Repeat each entry as written and leave the images out of the copy.

_Supplied material_.

>> START

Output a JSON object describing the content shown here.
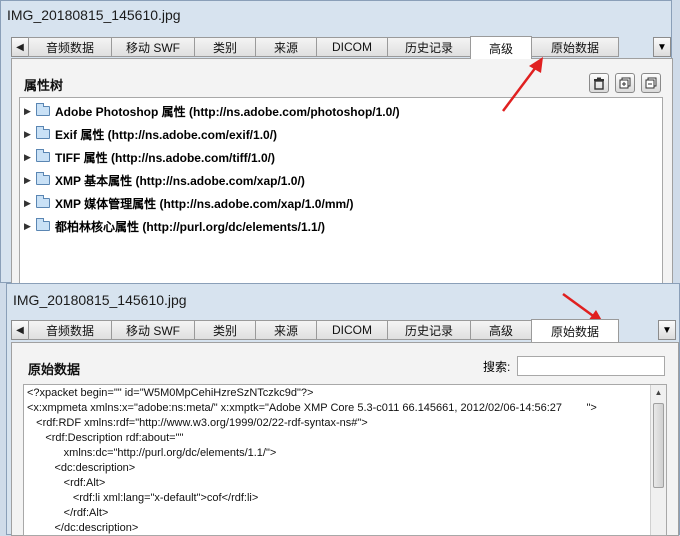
{
  "window_top": {
    "title": "IMG_20180815_145610.jpg",
    "tabs": [
      "音频数据",
      "移动 SWF",
      "类别",
      "来源",
      "DICOM",
      "历史记录",
      "高级",
      "原始数据"
    ],
    "active_tab": "高级",
    "section_title": "属性树",
    "toolbar_icons": [
      "trash-icon",
      "expand-all-icon",
      "collapse-all-icon"
    ],
    "tree_items": [
      "Adobe Photoshop 属性 (http://ns.adobe.com/photoshop/1.0/)",
      "Exif 属性 (http://ns.adobe.com/exif/1.0/)",
      "TIFF 属性 (http://ns.adobe.com/tiff/1.0/)",
      "XMP 基本属性 (http://ns.adobe.com/xap/1.0/)",
      "XMP 媒体管理属性 (http://ns.adobe.com/xap/1.0/mm/)",
      "都柏林核心属性 (http://purl.org/dc/elements/1.1/)"
    ]
  },
  "window_bottom": {
    "title": "IMG_20180815_145610.jpg",
    "tabs": [
      "音频数据",
      "移动 SWF",
      "类别",
      "来源",
      "DICOM",
      "历史记录",
      "高级",
      "原始数据"
    ],
    "active_tab": "原始数据",
    "section_title": "原始数据",
    "search_label": "搜索:",
    "search_value": "",
    "raw_lines": [
      "<?xpacket begin=\"\" id=\"W5M0MpCehiHzreSzNTczkc9d\"?>",
      "<x:xmpmeta xmlns:x=\"adobe:ns:meta/\" x:xmptk=\"Adobe XMP Core 5.3-c011 66.145661, 2012/02/06-14:56:27        \">",
      "   <rdf:RDF xmlns:rdf=\"http://www.w3.org/1999/02/22-rdf-syntax-ns#\">",
      "      <rdf:Description rdf:about=\"\"",
      "            xmlns:dc=\"http://purl.org/dc/elements/1.1/\">",
      "         <dc:description>",
      "            <rdf:Alt>",
      "               <rdf:li xml:lang=\"x-default\">cof</rdf:li>",
      "            </rdf:Alt>",
      "         </dc:description>"
    ]
  },
  "accent_color": "#e02020"
}
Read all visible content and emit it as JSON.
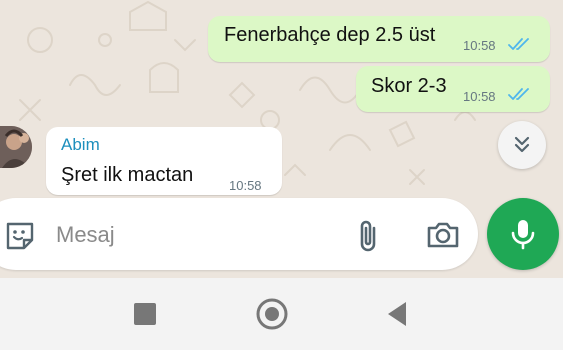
{
  "messages": [
    {
      "direction": "outgoing",
      "text": "Fenerbahçe dep 2.5 üst",
      "time": "10:58",
      "status": "read"
    },
    {
      "direction": "outgoing",
      "text": "Skor 2-3",
      "time": "10:58",
      "status": "read"
    },
    {
      "direction": "incoming",
      "sender": "Abim",
      "text": "Şret ilk mactan",
      "time": "10:58"
    }
  ],
  "composer": {
    "placeholder": "Mesaj"
  },
  "icons": {
    "sticker": "sticker-icon",
    "attach": "paperclip-icon",
    "camera": "camera-icon",
    "mic": "microphone-icon",
    "scroll": "double-chevron-down-icon",
    "nav_recent": "square-icon",
    "nav_home": "circle-icon",
    "nav_back": "triangle-back-icon"
  },
  "colors": {
    "outgoing_bubble": "#dcf8c6",
    "incoming_bubble": "#ffffff",
    "sender_name": "#1d8fbd",
    "read_ticks": "#4fb6ec",
    "mic_button": "#1fa855",
    "chat_background": "#ece5dd"
  }
}
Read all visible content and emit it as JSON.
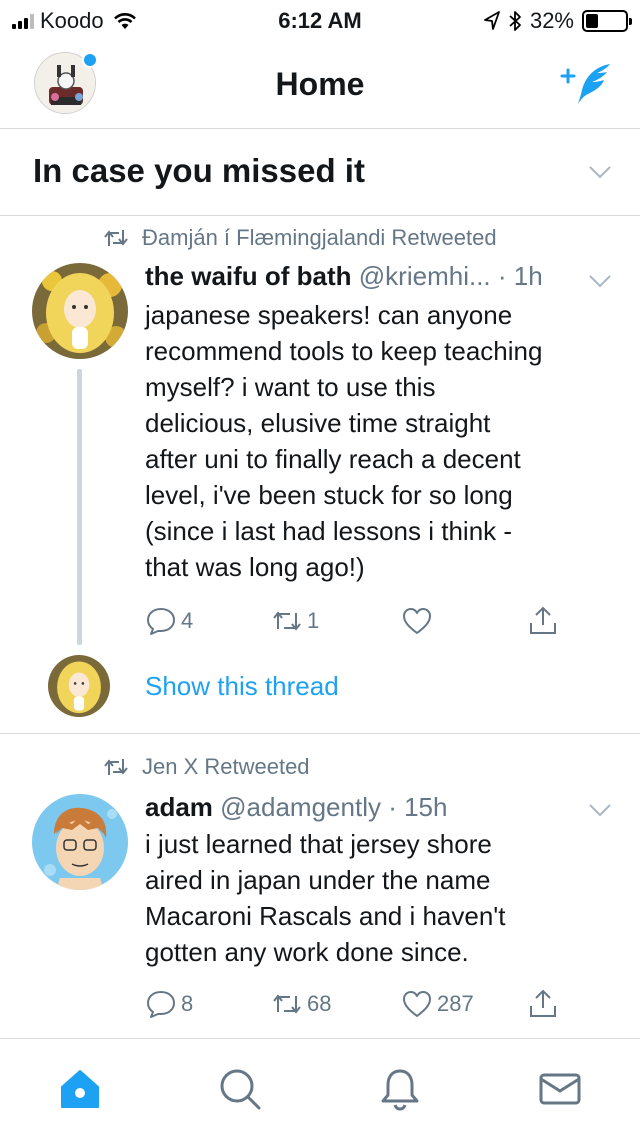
{
  "status_bar": {
    "carrier": "Koodo",
    "time": "6:12 AM",
    "battery": "32%",
    "battery_level": 0.32
  },
  "nav": {
    "title": "Home",
    "accent": "#1da1f2"
  },
  "section": {
    "title": "In case you missed it"
  },
  "tweets": [
    {
      "retweeted_by": "Đamján í Flæmingjalandi Retweeted",
      "name": "the waifu of bath",
      "handle": "@kriemhi...",
      "time": "· 1h",
      "lines": [
        "japanese speakers! can anyone",
        "recommend tools to keep teaching",
        "myself? i want to use this",
        "delicious, elusive time straight",
        "after uni to finally reach a decent",
        "level, i've been stuck for so long",
        "(since i last had lessons i think -",
        "that was long ago!)"
      ],
      "reply_count": "4",
      "retweet_count": "1",
      "like_count": "",
      "show_thread": "Show this thread"
    },
    {
      "retweeted_by": "Jen X Retweeted",
      "name": "adam",
      "handle": "@adamgently",
      "time": "· 15h",
      "lines": [
        "i just learned that jersey shore",
        "aired in japan under the name",
        "Macaroni Rascals and i  haven't",
        "gotten any work done since."
      ],
      "reply_count": "8",
      "retweet_count": "68",
      "like_count": "287"
    }
  ],
  "tab_bar": {
    "items": [
      "home-icon",
      "search-icon",
      "notifications-icon",
      "messages-icon"
    ]
  },
  "icons": {
    "compose": "compose-tweet-icon",
    "chevron": "chevron-down-icon",
    "retweet": "retweet-icon",
    "reply": "reply-icon",
    "like": "like-icon",
    "share": "share-icon"
  }
}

>> END

_Expected answer_.
Output a JSON object describing the content shown here.
{
  "window_top": {
    "title": "IMG_20180815_145610.jpg",
    "tabs": [
      "音频数据",
      "移动 SWF",
      "类别",
      "来源",
      "DICOM",
      "历史记录",
      "高级",
      "原始数据"
    ],
    "active_tab": "高级",
    "section_title": "属性树",
    "toolbar_icons": [
      "trash-icon",
      "expand-all-icon",
      "collapse-all-icon"
    ],
    "tree_items": [
      "Adobe Photoshop 属性 (http://ns.adobe.com/photoshop/1.0/)",
      "Exif 属性 (http://ns.adobe.com/exif/1.0/)",
      "TIFF 属性 (http://ns.adobe.com/tiff/1.0/)",
      "XMP 基本属性 (http://ns.adobe.com/xap/1.0/)",
      "XMP 媒体管理属性 (http://ns.adobe.com/xap/1.0/mm/)",
      "都柏林核心属性 (http://purl.org/dc/elements/1.1/)"
    ]
  },
  "window_bottom": {
    "title": "IMG_20180815_145610.jpg",
    "tabs": [
      "音频数据",
      "移动 SWF",
      "类别",
      "来源",
      "DICOM",
      "历史记录",
      "高级",
      "原始数据"
    ],
    "active_tab": "原始数据",
    "section_title": "原始数据",
    "search_label": "搜索:",
    "search_value": "",
    "raw_lines": [
      "<?xpacket begin=\"\" id=\"W5M0MpCehiHzreSzNTczkc9d\"?>",
      "<x:xmpmeta xmlns:x=\"adobe:ns:meta/\" x:xmptk=\"Adobe XMP Core 5.3-c011 66.145661, 2012/02/06-14:56:27        \">",
      "   <rdf:RDF xmlns:rdf=\"http://www.w3.org/1999/02/22-rdf-syntax-ns#\">",
      "      <rdf:Description rdf:about=\"\"",
      "            xmlns:dc=\"http://purl.org/dc/elements/1.1/\">",
      "         <dc:description>",
      "            <rdf:Alt>",
      "               <rdf:li xml:lang=\"x-default\">cof</rdf:li>",
      "            </rdf:Alt>",
      "         </dc:description>"
    ]
  },
  "accent_color": "#e02020"
}
Read all visible content and emit it as JSON.
{
  "messages": [
    {
      "direction": "outgoing",
      "text": "Fenerbahçe dep 2.5 üst",
      "time": "10:58",
      "status": "read"
    },
    {
      "direction": "outgoing",
      "text": "Skor 2-3",
      "time": "10:58",
      "status": "read"
    },
    {
      "direction": "incoming",
      "sender": "Abim",
      "text": "Şret ilk mactan",
      "time": "10:58"
    }
  ],
  "composer": {
    "placeholder": "Mesaj"
  },
  "icons": {
    "sticker": "sticker-icon",
    "attach": "paperclip-icon",
    "camera": "camera-icon",
    "mic": "microphone-icon",
    "scroll": "double-chevron-down-icon",
    "nav_recent": "square-icon",
    "nav_home": "circle-icon",
    "nav_back": "triangle-back-icon"
  },
  "colors": {
    "outgoing_bubble": "#dcf8c6",
    "incoming_bubble": "#ffffff",
    "sender_name": "#1d8fbd",
    "read_ticks": "#4fb6ec",
    "mic_button": "#1fa855",
    "chat_background": "#ece5dd"
  }
}
Read all visible content and emit it as JSON.
{
  "status_bar": {
    "carrier": "Koodo",
    "time": "6:12 AM",
    "battery": "32%",
    "battery_level": 0.32
  },
  "nav": {
    "title": "Home",
    "accent": "#1da1f2"
  },
  "section": {
    "title": "In case you missed it"
  },
  "tweets": [
    {
      "retweeted_by": "Đamján í Flæmingjalandi Retweeted",
      "name": "the waifu of bath",
      "handle": "@kriemhi...",
      "time": "· 1h",
      "lines": [
        "japanese speakers! can anyone",
        "recommend tools to keep teaching",
        "myself? i want to use this",
        "delicious, elusive time straight",
        "after uni to finally reach a decent",
        "level, i've been stuck for so long",
        "(since i last had lessons i think -",
        "that was long ago!)"
      ],
      "reply_count": "4",
      "retweet_count": "1",
      "like_count": "",
      "show_thread": "Show this thread"
    },
    {
      "retweeted_by": "Jen X Retweeted",
      "name": "adam",
      "handle": "@adamgently",
      "time": "· 15h",
      "lines": [
        "i just learned that jersey shore",
        "aired in japan under the name",
        "Macaroni Rascals and i  haven't",
        "gotten any work done since."
      ],
      "reply_count": "8",
      "retweet_count": "68",
      "like_count": "287"
    }
  ],
  "tab_bar": {
    "items": [
      "home-icon",
      "search-icon",
      "notifications-icon",
      "messages-icon"
    ]
  },
  "icons": {
    "compose": "compose-tweet-icon",
    "chevron": "chevron-down-icon",
    "retweet": "retweet-icon",
    "reply": "reply-icon",
    "like": "like-icon",
    "share": "share-icon"
  }
}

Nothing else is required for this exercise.